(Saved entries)
►

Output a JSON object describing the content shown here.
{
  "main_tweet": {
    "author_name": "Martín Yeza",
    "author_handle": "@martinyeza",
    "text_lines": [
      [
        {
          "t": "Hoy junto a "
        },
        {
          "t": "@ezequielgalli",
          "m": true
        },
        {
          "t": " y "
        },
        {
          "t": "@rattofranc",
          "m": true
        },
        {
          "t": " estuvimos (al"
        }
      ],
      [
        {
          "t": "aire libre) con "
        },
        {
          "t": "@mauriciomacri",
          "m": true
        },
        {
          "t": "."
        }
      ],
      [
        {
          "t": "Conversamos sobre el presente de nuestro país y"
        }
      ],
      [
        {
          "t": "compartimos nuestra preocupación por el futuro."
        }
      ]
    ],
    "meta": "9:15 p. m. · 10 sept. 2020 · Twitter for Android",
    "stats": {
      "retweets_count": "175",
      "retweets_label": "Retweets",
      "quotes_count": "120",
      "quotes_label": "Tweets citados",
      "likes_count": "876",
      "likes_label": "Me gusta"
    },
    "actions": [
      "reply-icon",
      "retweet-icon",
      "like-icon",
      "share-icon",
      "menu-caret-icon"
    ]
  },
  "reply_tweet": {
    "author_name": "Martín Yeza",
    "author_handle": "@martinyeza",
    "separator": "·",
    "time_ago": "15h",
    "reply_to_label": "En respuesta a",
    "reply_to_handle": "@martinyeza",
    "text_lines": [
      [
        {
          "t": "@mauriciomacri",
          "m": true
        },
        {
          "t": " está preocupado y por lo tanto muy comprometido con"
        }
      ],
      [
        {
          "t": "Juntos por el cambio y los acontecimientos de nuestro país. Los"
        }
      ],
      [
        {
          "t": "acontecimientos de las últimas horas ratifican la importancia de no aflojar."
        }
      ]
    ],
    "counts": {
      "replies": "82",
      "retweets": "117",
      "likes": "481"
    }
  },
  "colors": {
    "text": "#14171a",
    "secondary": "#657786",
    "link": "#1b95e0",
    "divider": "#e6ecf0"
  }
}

◄
►

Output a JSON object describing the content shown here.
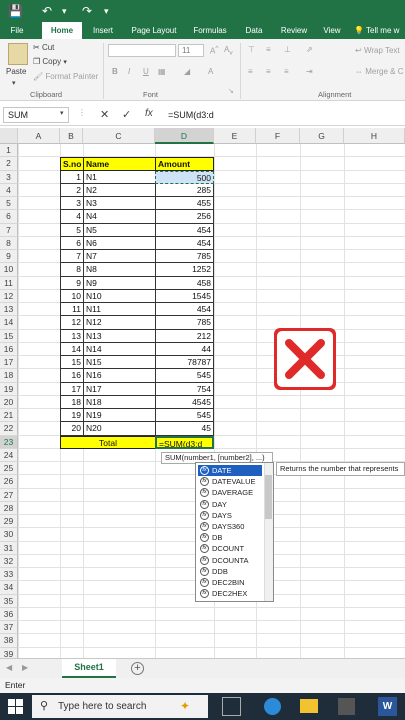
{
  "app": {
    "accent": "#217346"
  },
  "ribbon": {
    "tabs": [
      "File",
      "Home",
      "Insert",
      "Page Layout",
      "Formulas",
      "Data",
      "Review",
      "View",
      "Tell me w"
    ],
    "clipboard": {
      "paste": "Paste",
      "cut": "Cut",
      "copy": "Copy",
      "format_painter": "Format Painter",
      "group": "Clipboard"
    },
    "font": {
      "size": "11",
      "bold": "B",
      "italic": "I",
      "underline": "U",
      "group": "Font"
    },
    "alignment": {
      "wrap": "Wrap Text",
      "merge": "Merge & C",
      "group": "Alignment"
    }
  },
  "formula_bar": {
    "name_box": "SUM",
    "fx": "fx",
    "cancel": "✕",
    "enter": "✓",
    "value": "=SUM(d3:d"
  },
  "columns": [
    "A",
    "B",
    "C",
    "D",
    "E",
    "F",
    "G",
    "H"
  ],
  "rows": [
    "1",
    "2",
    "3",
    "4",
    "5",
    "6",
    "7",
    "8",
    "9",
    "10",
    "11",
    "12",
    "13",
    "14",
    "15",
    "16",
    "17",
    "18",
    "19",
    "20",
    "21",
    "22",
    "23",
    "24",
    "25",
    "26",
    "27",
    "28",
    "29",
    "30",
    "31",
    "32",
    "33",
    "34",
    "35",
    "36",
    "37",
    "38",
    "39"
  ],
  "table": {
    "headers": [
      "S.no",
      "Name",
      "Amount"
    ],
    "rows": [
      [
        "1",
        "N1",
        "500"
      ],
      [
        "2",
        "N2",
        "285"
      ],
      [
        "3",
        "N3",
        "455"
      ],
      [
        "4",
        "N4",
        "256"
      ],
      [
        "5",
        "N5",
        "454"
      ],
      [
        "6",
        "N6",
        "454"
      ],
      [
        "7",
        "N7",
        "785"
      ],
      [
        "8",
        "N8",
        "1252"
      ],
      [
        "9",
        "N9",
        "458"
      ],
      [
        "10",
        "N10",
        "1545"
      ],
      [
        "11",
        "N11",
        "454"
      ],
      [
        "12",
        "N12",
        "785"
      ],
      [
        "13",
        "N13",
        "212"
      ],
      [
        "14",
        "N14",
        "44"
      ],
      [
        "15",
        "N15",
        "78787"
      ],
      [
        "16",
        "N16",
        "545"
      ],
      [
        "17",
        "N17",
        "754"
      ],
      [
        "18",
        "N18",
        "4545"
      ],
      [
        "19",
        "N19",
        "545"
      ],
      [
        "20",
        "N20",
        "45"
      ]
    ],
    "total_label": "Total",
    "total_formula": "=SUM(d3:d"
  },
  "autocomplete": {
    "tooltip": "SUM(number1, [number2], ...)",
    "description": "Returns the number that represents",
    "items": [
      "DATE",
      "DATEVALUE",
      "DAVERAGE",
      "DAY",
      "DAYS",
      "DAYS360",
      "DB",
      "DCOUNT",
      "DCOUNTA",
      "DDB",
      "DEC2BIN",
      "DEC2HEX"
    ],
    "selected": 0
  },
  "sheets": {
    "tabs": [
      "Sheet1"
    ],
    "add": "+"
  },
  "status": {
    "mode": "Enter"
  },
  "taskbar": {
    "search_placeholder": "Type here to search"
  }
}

◄

Across the entries above, how many lines contain "icon"? Provide only the count.

5